>>>>

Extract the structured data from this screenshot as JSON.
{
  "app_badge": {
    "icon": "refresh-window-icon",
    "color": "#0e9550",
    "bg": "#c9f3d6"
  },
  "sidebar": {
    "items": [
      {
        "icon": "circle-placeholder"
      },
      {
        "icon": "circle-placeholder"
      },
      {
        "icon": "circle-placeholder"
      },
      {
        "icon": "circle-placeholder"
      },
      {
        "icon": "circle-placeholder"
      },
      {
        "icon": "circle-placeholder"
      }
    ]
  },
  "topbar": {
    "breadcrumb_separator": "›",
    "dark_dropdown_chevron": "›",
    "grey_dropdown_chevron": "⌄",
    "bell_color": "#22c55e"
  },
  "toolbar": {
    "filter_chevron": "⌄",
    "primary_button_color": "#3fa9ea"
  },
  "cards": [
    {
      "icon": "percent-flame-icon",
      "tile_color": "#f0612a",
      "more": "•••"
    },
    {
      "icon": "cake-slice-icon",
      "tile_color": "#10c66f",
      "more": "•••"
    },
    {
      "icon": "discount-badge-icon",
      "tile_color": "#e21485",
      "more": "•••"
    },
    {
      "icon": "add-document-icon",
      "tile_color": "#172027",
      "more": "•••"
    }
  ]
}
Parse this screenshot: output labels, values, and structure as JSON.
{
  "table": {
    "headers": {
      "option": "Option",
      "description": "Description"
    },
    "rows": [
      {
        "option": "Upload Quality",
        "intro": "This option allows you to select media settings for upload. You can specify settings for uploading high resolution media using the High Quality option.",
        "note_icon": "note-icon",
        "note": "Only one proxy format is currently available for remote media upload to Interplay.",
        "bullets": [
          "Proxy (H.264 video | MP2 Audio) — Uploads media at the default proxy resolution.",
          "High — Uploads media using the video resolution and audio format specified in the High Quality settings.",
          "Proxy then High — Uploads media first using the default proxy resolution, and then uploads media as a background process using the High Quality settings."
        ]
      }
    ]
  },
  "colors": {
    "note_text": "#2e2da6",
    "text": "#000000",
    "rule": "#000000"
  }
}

<<<<

> **Task**
Using the listing, collect all lines in which the string "option" is found.

> **Response**
      "option": "Option",
        "option": "Upload Quality",
        "intro": "This option allows you to select media settings for upload. You can specify settings for uploading high resolution media using the High Quality option.",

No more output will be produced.